(Task to carry out)
Show every line of the records below that contains the word "plus".

Data excerpts
══════════════════════════════

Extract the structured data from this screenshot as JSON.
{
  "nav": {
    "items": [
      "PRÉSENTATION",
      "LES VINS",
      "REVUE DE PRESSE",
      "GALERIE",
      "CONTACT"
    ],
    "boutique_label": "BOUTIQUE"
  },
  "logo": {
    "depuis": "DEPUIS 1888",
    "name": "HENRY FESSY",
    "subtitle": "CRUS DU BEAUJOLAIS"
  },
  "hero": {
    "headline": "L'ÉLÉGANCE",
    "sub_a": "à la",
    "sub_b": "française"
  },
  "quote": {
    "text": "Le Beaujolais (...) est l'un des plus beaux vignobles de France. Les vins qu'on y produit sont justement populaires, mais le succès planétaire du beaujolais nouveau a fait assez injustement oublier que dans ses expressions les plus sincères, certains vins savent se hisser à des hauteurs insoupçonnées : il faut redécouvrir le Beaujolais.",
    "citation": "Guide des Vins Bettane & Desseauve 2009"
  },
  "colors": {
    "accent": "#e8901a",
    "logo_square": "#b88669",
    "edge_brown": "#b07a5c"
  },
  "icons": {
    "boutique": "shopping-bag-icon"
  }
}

══════════════════════════════

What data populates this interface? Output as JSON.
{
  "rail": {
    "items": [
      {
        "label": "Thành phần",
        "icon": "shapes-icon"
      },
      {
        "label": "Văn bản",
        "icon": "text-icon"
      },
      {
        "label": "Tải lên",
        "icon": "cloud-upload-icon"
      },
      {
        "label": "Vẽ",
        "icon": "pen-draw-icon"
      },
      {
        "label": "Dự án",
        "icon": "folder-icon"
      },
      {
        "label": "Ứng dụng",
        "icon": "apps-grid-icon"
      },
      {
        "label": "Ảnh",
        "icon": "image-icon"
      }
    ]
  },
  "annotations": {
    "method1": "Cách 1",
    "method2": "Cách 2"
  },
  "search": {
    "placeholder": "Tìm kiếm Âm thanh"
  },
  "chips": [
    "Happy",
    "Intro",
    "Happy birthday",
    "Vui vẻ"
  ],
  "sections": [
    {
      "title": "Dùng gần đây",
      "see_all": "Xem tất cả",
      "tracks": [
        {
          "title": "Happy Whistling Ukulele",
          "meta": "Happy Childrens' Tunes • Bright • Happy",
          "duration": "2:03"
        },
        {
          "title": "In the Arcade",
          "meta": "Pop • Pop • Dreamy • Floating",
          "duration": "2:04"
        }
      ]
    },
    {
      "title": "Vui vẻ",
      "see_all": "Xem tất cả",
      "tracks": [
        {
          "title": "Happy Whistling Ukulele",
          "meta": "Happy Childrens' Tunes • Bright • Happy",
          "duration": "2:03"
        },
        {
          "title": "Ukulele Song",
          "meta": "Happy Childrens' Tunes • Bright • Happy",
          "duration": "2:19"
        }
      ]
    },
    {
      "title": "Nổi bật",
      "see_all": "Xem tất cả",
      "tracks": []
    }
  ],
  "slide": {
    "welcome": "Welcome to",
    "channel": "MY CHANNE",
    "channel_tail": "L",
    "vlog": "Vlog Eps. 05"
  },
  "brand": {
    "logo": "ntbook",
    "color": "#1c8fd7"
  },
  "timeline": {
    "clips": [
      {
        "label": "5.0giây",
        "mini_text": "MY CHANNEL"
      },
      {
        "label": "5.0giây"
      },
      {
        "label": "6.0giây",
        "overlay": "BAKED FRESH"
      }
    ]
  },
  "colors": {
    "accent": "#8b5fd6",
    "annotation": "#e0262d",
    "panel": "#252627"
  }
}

══════════════════════════════

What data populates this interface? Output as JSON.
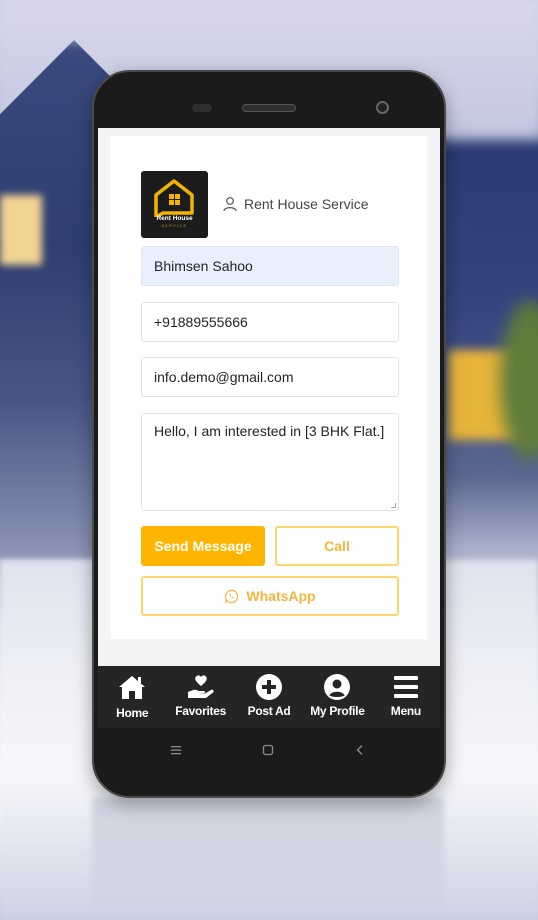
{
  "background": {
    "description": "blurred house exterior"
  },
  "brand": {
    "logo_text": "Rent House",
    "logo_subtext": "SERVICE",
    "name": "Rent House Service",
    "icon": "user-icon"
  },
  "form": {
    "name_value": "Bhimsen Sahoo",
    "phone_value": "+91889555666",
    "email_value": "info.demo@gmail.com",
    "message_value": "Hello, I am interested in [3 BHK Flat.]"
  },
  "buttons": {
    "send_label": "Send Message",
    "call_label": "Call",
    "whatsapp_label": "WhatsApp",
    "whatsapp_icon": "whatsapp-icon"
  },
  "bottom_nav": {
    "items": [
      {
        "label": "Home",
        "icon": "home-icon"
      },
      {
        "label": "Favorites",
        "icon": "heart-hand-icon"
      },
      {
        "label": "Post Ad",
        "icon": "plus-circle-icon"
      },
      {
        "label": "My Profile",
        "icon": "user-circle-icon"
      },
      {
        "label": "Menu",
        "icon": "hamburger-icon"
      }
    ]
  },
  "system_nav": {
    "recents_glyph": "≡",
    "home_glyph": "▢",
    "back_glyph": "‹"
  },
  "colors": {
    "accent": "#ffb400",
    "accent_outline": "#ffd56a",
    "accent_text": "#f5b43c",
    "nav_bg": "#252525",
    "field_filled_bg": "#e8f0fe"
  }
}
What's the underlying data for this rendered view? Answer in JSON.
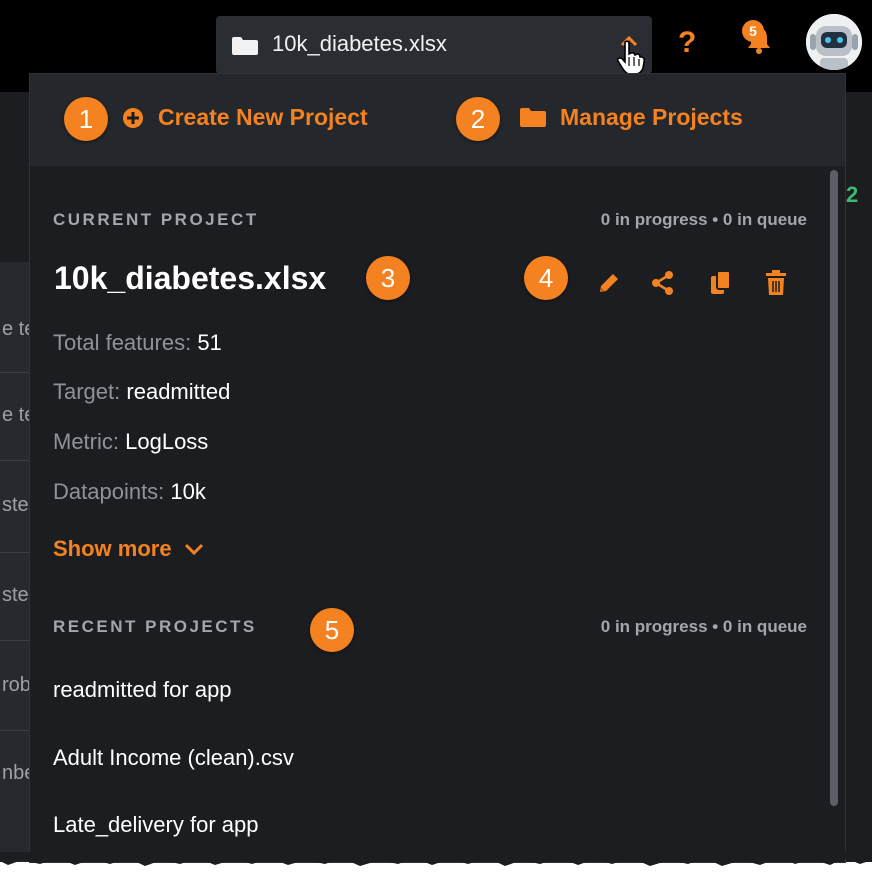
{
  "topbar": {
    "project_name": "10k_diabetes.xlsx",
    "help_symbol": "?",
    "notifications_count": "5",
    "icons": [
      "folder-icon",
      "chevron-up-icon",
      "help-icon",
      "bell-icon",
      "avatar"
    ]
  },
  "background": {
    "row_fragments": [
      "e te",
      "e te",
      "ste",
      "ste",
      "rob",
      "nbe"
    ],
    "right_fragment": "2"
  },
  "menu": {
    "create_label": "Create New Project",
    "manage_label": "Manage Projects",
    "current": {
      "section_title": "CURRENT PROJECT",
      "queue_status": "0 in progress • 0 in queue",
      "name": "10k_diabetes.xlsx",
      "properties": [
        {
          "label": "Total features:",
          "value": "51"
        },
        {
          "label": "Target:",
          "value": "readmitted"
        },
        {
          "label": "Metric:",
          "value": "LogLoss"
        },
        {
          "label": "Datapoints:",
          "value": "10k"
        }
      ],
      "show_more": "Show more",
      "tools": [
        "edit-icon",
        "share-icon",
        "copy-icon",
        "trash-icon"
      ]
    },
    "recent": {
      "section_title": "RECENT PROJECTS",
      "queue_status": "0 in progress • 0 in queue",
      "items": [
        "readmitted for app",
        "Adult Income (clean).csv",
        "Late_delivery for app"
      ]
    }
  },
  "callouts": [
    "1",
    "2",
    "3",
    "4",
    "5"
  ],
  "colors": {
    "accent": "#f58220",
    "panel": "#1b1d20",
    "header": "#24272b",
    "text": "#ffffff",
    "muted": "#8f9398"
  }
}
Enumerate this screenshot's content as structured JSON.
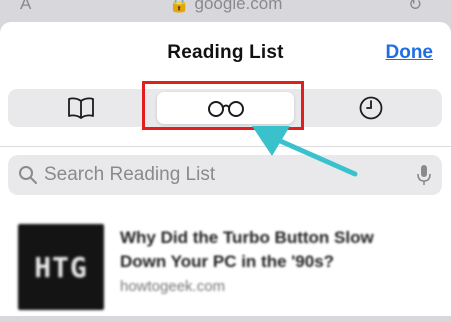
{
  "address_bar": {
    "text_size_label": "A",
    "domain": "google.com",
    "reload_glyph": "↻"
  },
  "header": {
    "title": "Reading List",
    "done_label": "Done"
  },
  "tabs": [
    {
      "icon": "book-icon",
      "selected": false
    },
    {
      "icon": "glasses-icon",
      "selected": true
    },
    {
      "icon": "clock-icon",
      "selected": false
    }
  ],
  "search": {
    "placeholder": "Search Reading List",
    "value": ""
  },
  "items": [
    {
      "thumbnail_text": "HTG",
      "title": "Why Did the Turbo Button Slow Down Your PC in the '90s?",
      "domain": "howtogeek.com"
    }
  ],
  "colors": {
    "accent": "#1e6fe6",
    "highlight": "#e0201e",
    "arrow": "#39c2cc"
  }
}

══════════════════════════════

(Exercise result)
    "text": "Le Beaujolais (...) est l'un des plus beaux vignobles de France. Les vins qu'on y produit sont justement populaires, mais le succès planétaire du beaujolais nouveau a fait assez injustement oublier que dans ses expressions les plus sincères, certains vins savent se hisser à des hauteurs insoupçonnées : il faut redécouvrir le Beaujolais.",
        "icon": "plus-circle-icon"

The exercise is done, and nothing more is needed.